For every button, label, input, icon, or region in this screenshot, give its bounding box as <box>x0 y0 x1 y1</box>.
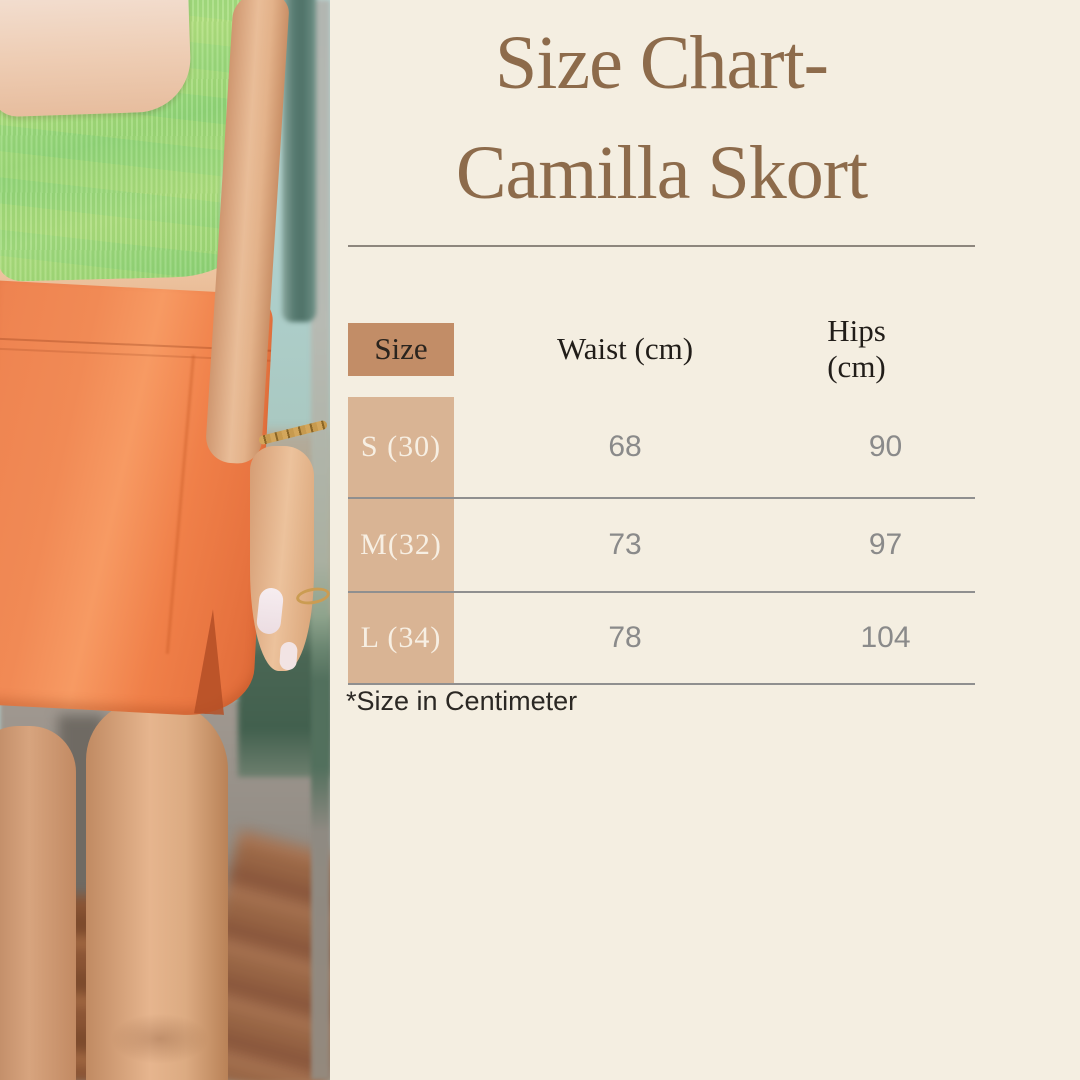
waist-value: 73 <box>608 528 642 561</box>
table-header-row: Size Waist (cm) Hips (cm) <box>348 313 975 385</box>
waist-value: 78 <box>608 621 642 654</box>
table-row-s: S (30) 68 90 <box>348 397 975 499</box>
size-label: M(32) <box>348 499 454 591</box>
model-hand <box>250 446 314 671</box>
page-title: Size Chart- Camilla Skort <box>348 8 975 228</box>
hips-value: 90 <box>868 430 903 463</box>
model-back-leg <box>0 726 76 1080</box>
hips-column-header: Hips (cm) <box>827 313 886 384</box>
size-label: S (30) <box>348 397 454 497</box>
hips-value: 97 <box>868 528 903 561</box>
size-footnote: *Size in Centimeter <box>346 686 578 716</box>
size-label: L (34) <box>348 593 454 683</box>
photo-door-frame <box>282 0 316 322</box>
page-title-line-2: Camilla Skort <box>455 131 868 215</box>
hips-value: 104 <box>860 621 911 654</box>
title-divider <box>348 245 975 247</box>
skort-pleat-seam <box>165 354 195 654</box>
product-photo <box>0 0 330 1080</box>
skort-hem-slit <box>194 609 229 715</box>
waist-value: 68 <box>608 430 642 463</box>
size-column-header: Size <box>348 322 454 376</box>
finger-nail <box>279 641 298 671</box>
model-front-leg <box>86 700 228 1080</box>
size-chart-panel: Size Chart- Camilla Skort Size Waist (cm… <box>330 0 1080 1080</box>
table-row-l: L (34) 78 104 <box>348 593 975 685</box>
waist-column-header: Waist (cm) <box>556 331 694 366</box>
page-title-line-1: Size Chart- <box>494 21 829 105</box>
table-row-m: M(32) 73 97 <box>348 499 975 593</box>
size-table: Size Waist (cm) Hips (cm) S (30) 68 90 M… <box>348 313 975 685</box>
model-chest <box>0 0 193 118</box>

* * *

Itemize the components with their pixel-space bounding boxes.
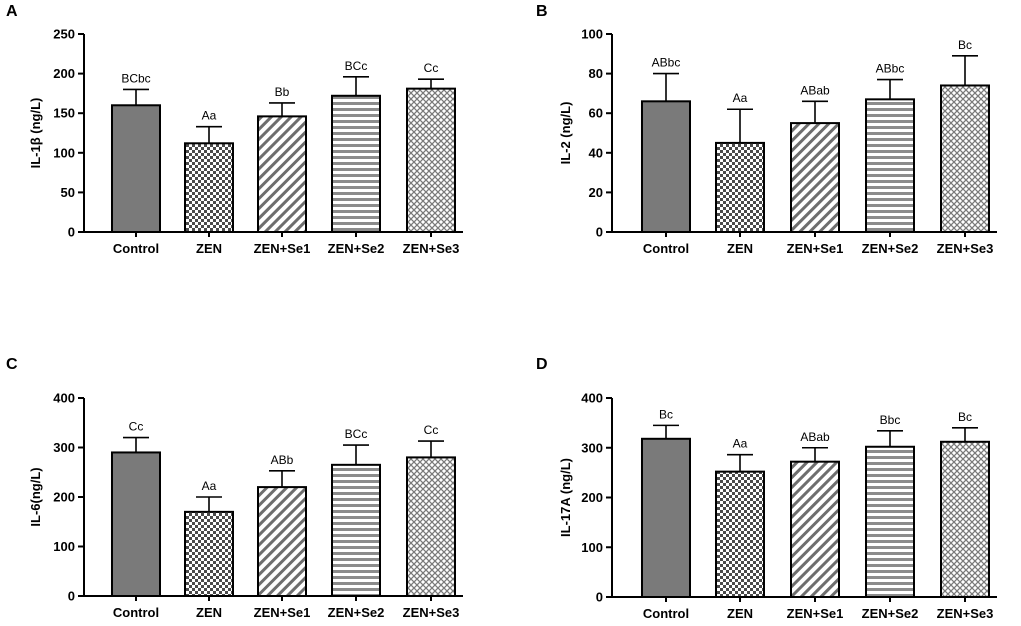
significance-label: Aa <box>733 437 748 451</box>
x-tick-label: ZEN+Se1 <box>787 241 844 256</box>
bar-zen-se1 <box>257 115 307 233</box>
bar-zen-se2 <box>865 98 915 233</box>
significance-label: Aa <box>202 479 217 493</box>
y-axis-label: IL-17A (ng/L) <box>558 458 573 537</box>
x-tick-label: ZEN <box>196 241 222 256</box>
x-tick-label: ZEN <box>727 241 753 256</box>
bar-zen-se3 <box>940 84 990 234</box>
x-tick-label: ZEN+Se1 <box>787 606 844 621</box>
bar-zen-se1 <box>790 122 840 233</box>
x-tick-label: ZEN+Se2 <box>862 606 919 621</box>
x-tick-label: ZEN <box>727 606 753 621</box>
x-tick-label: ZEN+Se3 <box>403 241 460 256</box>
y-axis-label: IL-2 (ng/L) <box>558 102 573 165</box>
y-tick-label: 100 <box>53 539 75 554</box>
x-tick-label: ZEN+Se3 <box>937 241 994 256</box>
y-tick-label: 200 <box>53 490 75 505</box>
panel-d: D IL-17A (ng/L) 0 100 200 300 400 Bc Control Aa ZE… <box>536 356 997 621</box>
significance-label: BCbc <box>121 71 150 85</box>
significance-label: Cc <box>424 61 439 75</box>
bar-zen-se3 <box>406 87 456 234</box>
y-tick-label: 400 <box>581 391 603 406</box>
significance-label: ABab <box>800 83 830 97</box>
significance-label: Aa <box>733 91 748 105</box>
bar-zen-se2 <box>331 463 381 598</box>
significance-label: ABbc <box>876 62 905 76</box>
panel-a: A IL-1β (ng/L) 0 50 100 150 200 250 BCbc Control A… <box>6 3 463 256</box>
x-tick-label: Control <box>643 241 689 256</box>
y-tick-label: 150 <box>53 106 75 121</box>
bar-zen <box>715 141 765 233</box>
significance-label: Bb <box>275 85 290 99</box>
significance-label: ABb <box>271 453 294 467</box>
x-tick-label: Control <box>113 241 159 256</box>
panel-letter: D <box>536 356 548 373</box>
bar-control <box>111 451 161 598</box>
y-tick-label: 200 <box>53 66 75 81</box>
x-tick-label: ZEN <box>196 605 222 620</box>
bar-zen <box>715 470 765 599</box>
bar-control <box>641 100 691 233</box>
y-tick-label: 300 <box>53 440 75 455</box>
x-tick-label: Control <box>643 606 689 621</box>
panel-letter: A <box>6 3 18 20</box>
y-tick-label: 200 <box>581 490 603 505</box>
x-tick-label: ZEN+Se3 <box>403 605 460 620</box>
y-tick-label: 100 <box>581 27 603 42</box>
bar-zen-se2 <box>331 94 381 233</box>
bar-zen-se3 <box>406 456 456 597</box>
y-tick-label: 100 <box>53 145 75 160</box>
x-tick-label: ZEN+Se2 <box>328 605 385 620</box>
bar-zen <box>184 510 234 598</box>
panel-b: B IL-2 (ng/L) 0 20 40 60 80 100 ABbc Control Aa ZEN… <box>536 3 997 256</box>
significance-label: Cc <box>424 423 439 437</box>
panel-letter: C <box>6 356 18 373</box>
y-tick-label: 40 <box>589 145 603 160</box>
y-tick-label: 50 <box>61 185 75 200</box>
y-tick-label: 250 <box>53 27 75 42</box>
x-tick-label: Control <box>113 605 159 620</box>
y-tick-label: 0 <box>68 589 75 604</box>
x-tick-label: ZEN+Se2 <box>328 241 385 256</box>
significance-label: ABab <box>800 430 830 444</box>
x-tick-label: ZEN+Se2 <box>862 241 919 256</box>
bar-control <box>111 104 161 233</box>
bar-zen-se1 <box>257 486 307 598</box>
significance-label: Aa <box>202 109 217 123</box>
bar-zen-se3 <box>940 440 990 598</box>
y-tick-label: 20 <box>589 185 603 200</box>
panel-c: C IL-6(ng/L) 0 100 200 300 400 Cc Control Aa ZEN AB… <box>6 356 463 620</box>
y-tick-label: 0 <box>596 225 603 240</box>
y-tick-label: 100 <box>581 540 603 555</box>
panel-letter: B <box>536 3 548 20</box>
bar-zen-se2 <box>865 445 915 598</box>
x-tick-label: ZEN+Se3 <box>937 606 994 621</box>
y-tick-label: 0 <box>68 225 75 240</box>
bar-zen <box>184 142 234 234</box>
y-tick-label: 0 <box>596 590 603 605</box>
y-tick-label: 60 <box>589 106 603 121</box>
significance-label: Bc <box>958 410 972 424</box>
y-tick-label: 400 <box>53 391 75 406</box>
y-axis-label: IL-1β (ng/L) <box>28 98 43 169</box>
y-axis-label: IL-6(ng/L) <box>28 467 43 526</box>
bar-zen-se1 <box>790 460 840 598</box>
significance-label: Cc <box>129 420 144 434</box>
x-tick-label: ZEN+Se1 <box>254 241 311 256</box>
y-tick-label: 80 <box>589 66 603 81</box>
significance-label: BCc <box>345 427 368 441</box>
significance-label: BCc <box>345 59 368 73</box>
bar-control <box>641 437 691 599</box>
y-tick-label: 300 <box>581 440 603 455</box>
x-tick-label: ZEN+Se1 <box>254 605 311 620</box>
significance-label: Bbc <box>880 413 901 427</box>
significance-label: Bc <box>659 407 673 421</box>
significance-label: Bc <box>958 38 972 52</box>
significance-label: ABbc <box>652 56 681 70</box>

## [Given problem]
Quote the records beginning at the line that has "waist-value: 73 <box>608 528 642 561</box>" and stopping after the line that has "model-chest <box>0 0 193 118</box>", keeping both of those lines.

## [Full answer]
waist-value: 73 <box>608 528 642 561</box>
table-header-row: Size Waist (cm) Hips (cm) <box>348 313 975 385</box>
waist-value: 78 <box>608 621 642 654</box>
table-row-s: S (30) 68 90 <box>348 397 975 499</box>
size-label: M(32) <box>348 499 454 591</box>
model-hand <box>250 446 314 671</box>
page-title: Size Chart- Camilla Skort <box>348 8 975 228</box>
hips-value: 90 <box>868 430 903 463</box>
model-back-leg <box>0 726 76 1080</box>
hips-column-header: Hips (cm) <box>827 313 886 384</box>
size-label: S (30) <box>348 397 454 497</box>
hips-value: 97 <box>868 528 903 561</box>
size-footnote: *Size in Centimeter <box>346 686 578 716</box>
size-label: L (34) <box>348 593 454 683</box>
photo-door-frame <box>282 0 316 322</box>
page-title-line-2: Camilla Skort <box>455 131 868 215</box>
hips-value: 104 <box>860 621 911 654</box>
title-divider <box>348 245 975 247</box>
skort-pleat-seam <box>165 354 195 654</box>
product-photo <box>0 0 330 1080</box>
skort-hem-slit <box>194 609 229 715</box>
waist-value: 68 <box>608 430 642 463</box>
size-column-header: Size <box>348 322 454 376</box>
finger-nail <box>279 641 298 671</box>
model-front-leg <box>86 700 228 1080</box>
size-chart-panel: Size Chart- Camilla Skort Size Waist (cm… <box>330 0 1080 1080</box>
table-row-l: L (34) 78 104 <box>348 593 975 685</box>
waist-column-header: Waist (cm) <box>556 331 694 366</box>
page-title-line-1: Size Chart- <box>494 21 829 105</box>
table-row-m: M(32) 73 97 <box>348 499 975 593</box>
size-table: Size Waist (cm) Hips (cm) S (30) 68 90 M… <box>348 313 975 685</box>
model-chest <box>0 0 193 118</box>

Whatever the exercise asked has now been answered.